**SHORT EXERCISE:** Return every line below in which "true" appears.

## BEGIN EXCERPTED DATA

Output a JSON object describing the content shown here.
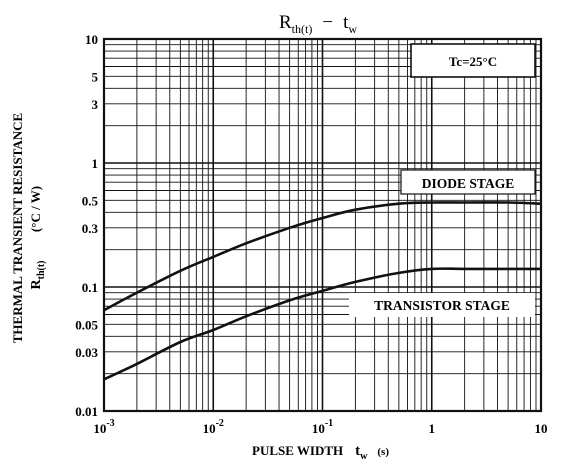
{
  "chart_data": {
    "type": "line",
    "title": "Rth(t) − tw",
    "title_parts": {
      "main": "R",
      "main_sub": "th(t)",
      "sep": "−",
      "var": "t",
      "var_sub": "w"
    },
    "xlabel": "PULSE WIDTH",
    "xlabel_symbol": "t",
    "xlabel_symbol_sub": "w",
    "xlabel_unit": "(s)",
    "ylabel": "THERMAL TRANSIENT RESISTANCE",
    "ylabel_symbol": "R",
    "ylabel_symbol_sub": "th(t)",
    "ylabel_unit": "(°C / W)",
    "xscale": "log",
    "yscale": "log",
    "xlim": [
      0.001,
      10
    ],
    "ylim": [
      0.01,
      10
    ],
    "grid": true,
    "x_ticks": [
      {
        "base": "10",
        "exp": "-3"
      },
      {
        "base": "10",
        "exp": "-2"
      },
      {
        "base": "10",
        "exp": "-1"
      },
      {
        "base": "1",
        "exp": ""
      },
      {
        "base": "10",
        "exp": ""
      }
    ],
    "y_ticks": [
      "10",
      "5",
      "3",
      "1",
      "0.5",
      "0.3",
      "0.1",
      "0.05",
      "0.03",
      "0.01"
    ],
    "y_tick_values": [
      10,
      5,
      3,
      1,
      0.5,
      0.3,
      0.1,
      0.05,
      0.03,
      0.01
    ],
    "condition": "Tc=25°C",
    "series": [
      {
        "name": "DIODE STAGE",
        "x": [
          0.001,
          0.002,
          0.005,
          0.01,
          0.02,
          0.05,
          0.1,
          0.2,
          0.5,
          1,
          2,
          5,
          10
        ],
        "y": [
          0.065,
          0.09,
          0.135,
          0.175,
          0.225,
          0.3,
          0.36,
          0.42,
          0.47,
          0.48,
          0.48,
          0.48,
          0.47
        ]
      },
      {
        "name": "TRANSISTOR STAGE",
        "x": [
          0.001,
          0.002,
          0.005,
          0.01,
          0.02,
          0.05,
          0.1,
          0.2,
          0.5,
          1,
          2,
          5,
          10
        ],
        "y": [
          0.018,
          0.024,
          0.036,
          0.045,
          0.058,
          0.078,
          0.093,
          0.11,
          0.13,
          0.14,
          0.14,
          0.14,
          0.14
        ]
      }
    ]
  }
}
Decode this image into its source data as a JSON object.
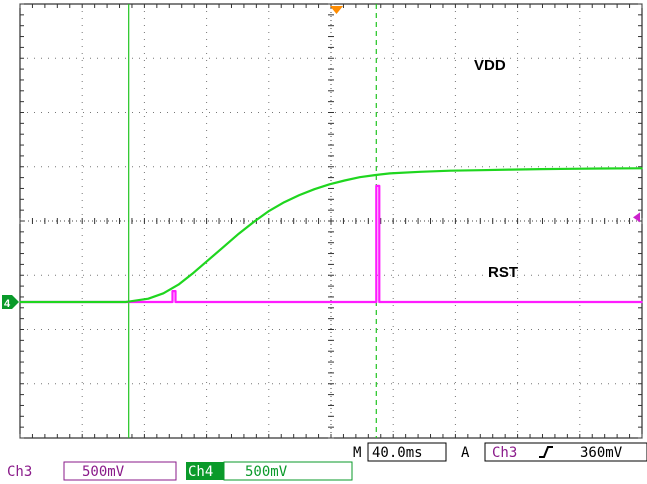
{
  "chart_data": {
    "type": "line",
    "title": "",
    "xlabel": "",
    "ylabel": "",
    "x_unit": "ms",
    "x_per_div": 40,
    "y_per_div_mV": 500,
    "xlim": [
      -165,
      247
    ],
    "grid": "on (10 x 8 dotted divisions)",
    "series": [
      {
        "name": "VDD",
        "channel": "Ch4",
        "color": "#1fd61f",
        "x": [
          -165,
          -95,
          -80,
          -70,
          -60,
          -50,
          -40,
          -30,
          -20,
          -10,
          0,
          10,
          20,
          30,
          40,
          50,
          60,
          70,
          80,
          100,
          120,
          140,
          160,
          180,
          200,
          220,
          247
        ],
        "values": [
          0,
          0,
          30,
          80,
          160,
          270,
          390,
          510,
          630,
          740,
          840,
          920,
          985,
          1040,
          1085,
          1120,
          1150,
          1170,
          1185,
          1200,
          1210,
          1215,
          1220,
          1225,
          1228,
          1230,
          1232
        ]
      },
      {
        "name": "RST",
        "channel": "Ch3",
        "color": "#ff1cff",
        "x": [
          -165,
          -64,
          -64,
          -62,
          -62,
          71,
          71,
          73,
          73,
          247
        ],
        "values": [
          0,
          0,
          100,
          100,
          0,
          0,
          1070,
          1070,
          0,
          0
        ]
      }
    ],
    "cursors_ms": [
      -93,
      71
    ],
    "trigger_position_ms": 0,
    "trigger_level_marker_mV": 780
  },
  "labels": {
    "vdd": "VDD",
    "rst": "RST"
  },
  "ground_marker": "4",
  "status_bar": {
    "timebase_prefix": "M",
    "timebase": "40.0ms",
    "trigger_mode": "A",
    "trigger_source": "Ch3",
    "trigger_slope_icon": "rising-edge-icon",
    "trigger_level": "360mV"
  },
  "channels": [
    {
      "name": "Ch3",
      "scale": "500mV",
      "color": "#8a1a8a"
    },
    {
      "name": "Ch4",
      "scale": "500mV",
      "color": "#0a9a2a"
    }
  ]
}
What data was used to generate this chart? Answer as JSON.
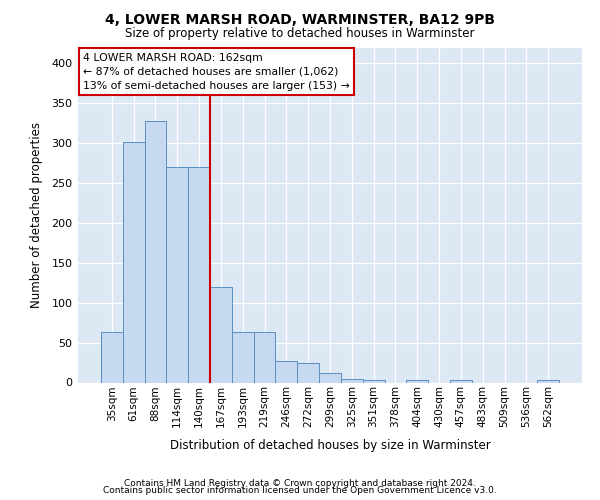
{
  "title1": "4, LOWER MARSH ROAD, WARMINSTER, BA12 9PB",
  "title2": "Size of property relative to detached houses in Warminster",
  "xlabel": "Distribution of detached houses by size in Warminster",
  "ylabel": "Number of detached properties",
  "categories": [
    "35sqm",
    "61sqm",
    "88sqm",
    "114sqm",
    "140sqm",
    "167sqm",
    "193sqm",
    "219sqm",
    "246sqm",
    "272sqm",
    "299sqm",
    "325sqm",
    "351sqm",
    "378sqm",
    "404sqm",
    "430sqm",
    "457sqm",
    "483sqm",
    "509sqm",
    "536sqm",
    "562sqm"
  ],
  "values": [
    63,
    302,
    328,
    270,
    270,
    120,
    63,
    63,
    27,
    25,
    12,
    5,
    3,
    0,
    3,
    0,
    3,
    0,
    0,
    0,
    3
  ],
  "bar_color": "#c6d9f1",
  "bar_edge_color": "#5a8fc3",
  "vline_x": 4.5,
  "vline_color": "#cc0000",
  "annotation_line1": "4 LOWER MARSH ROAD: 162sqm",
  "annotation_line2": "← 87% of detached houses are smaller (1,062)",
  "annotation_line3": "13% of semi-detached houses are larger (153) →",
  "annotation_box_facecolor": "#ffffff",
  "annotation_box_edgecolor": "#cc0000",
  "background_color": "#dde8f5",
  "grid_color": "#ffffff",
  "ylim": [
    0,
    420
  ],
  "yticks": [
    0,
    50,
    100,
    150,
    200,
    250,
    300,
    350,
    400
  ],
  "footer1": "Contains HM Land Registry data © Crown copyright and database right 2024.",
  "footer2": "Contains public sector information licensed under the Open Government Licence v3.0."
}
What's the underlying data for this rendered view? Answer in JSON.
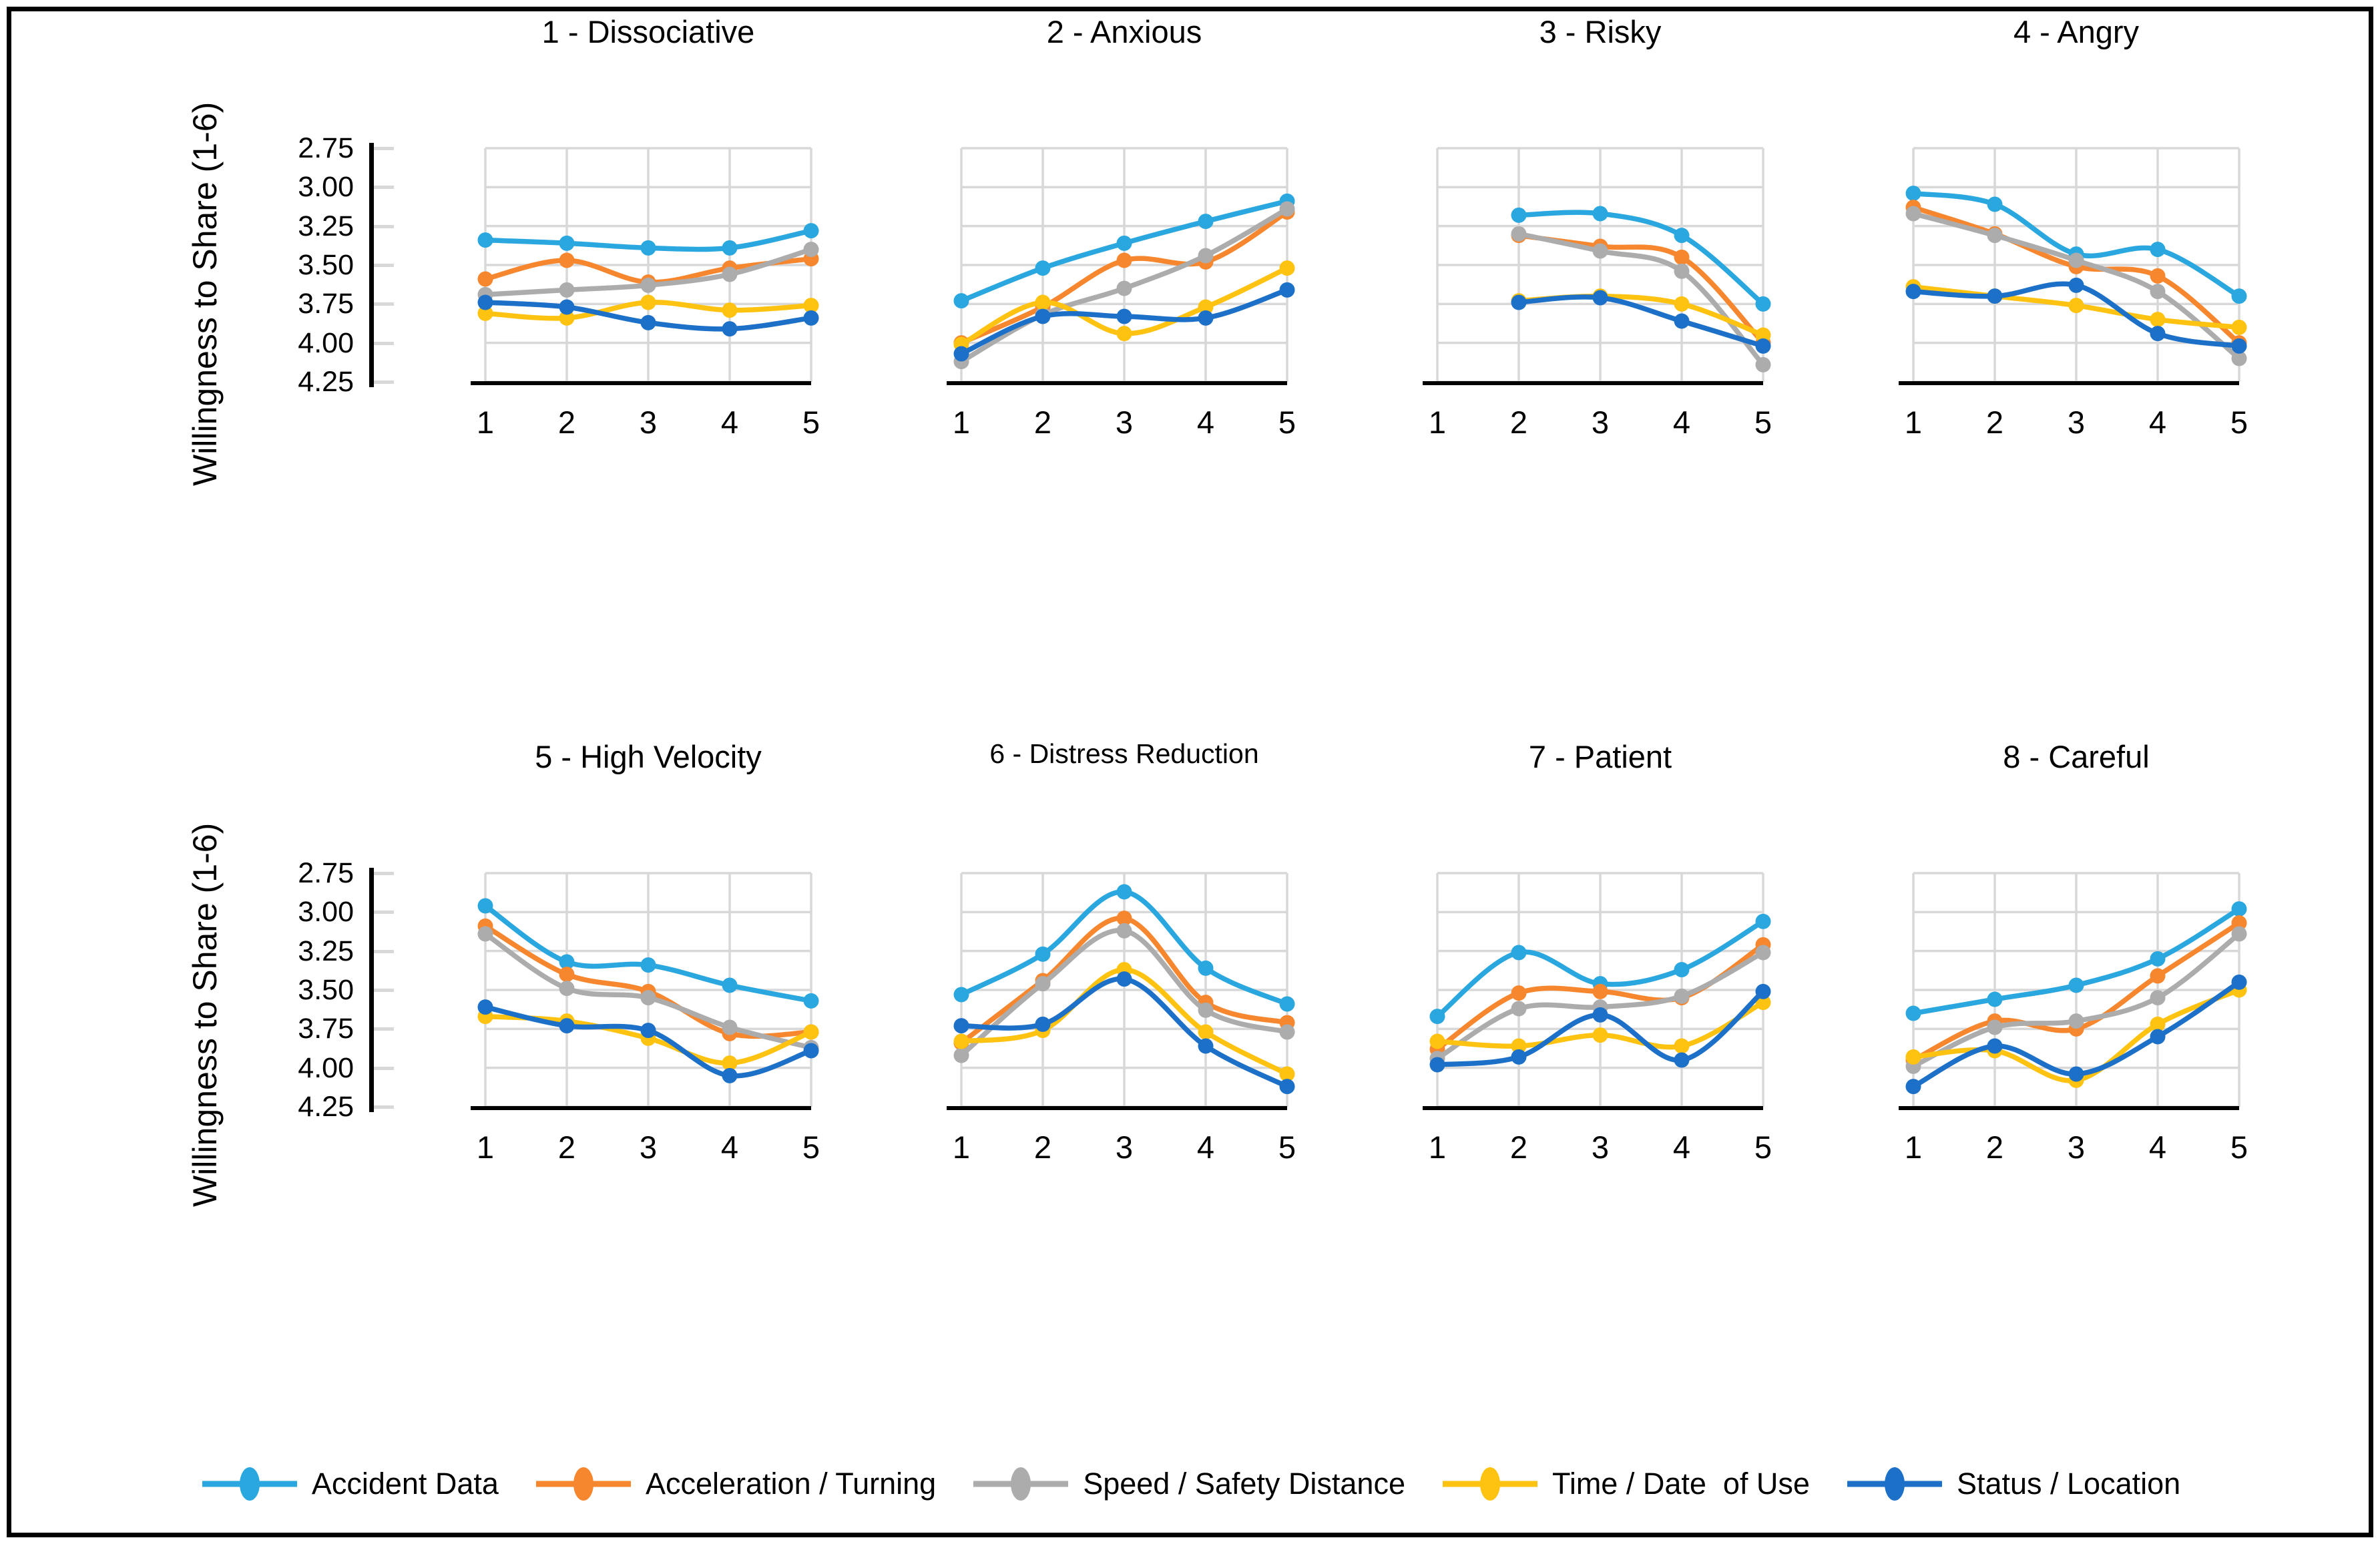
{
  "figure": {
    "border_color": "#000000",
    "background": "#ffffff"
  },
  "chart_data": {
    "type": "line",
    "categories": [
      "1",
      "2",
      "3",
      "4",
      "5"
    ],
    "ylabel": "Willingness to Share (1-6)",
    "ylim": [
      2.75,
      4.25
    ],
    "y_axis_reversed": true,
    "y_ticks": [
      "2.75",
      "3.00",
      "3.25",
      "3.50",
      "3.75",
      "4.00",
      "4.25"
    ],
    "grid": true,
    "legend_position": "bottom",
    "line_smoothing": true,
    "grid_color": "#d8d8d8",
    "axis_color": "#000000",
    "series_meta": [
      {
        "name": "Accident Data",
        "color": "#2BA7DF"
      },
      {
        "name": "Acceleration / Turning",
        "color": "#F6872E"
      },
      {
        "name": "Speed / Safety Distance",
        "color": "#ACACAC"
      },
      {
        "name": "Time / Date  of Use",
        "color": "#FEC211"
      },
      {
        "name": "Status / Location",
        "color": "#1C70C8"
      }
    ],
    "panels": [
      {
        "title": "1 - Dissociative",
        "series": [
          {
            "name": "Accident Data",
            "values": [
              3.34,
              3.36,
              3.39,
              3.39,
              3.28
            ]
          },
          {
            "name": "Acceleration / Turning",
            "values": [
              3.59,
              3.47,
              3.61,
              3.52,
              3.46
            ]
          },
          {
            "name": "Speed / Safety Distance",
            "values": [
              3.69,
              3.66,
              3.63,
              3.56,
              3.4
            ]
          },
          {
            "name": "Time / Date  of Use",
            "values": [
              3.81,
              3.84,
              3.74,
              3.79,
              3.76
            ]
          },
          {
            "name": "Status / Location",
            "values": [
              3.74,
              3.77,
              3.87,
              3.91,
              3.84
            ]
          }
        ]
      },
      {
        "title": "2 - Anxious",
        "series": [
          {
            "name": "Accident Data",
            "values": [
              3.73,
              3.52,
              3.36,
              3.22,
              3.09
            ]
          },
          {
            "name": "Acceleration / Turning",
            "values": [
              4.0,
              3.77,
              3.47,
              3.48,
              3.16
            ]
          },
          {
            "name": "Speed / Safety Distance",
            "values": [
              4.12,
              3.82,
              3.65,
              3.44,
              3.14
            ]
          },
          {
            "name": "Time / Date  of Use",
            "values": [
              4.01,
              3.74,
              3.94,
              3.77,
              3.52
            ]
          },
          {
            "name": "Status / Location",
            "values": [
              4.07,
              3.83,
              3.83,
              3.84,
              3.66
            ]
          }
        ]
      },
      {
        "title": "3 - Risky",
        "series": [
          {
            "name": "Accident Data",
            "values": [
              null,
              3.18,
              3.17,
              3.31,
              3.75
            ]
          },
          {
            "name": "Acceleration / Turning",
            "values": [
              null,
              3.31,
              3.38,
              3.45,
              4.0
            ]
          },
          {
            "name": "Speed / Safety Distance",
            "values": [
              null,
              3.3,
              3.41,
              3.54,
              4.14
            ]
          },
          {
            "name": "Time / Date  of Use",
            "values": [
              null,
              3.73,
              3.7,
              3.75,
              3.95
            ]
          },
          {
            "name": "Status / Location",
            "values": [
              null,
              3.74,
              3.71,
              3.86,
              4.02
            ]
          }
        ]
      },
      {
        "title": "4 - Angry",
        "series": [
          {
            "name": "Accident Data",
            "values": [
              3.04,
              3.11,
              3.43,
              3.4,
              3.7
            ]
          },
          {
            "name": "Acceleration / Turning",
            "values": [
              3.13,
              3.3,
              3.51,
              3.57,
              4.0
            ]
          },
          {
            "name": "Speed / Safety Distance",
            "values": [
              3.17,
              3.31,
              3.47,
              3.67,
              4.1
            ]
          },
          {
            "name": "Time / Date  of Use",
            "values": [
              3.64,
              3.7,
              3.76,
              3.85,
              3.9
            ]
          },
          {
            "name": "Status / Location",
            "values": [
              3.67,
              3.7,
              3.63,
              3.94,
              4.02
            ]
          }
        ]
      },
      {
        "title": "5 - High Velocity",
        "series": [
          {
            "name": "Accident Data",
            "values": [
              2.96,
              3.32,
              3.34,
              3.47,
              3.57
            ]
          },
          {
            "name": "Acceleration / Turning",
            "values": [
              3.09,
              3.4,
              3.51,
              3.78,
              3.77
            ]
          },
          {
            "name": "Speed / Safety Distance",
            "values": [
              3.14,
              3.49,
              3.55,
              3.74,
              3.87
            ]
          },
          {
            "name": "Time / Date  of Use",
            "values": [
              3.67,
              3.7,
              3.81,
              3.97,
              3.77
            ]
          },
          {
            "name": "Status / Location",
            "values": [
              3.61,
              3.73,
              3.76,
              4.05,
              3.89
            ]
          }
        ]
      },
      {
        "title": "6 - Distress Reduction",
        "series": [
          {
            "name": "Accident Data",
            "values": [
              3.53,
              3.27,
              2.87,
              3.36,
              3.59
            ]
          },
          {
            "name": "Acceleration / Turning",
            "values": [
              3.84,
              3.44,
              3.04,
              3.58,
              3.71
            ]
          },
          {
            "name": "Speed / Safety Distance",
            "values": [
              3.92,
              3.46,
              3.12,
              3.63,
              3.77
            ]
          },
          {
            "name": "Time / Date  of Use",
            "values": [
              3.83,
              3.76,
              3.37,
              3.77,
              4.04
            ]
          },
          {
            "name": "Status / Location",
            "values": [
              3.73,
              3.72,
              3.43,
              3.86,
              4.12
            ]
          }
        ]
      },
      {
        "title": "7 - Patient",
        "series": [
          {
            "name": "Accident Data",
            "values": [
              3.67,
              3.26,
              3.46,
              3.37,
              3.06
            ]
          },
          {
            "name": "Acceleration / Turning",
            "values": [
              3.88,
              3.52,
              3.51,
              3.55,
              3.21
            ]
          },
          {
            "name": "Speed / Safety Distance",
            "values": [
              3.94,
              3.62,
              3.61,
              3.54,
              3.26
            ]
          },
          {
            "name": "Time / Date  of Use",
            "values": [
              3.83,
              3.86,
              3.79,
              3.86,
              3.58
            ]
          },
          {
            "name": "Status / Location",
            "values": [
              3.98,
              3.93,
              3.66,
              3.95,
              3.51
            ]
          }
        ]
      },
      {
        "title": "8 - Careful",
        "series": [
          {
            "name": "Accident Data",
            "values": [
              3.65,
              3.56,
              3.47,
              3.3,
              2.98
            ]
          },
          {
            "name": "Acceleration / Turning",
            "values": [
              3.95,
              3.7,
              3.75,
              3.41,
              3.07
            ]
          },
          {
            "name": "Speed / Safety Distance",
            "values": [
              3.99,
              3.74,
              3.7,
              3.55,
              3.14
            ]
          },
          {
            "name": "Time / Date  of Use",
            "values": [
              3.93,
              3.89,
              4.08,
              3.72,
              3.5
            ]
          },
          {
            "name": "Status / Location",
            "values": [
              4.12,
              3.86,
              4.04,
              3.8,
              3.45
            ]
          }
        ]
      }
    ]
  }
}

## END EXCERPTED DATA

**ANSWER FOR THIS EXERCISE:**
    "grid": true,
    "y_axis_reversed": true,
    "grid": true,
    "line_smoothing": true,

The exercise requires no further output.